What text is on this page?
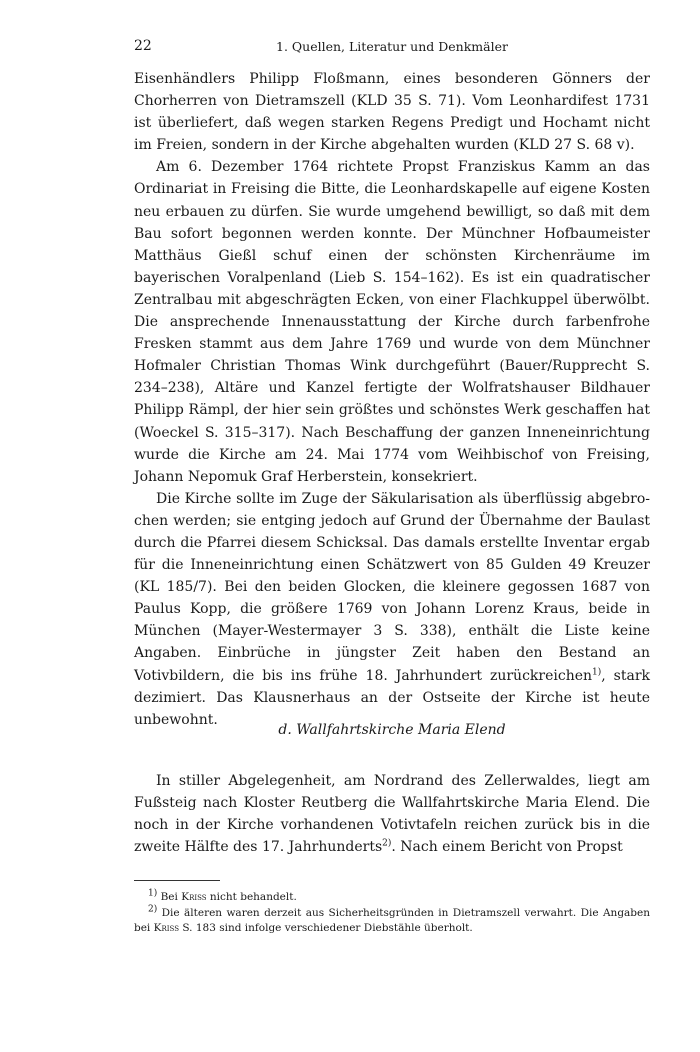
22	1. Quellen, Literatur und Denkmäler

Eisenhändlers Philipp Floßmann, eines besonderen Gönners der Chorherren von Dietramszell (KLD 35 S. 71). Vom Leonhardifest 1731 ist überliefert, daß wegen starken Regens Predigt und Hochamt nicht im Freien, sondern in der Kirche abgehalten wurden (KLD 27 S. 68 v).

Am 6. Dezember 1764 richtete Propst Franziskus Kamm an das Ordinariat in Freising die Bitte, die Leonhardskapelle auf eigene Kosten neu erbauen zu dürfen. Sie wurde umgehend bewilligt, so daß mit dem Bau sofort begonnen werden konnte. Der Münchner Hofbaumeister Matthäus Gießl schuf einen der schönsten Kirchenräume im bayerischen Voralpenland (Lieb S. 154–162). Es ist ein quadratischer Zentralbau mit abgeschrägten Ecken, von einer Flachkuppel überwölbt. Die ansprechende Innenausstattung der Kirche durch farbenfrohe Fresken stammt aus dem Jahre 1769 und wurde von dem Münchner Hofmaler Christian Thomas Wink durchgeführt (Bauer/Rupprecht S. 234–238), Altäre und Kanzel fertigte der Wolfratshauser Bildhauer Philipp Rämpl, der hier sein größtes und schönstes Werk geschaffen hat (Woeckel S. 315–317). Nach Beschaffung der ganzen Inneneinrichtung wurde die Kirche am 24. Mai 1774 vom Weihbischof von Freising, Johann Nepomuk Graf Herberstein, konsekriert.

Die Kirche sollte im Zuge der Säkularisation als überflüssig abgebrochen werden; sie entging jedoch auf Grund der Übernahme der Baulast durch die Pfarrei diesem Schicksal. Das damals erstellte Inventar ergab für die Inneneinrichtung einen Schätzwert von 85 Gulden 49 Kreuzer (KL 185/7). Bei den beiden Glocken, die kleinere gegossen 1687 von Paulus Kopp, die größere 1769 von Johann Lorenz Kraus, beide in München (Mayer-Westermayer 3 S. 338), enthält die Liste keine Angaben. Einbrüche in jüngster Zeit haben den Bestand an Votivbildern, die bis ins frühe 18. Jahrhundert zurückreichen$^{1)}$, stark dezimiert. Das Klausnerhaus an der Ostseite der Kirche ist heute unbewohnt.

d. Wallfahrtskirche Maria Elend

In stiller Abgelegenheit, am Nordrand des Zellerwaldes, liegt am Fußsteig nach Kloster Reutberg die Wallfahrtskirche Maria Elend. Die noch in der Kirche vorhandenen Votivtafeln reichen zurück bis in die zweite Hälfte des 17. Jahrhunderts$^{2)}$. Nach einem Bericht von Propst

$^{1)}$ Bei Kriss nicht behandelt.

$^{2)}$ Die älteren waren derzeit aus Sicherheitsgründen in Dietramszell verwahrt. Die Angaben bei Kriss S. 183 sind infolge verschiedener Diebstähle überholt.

•••

* Work to be completed: Your task is to list each line of the records with the word "Maria".

* Solution for this problem:
d. Wallfahrtskirche Maria Elend
In stiller Abgelegenheit, am Nordrand des Zellerwaldes, liegt am Fußsteig nach Kloster Reutberg die Wallfahrtskirche Maria Elend. Die noch in der Kirche vorhandenen Votivtafeln reichen zurück bis in die zweite Hälfte des 17. Jahrhunderts$^{2)}$. Nach einem Bericht von Propst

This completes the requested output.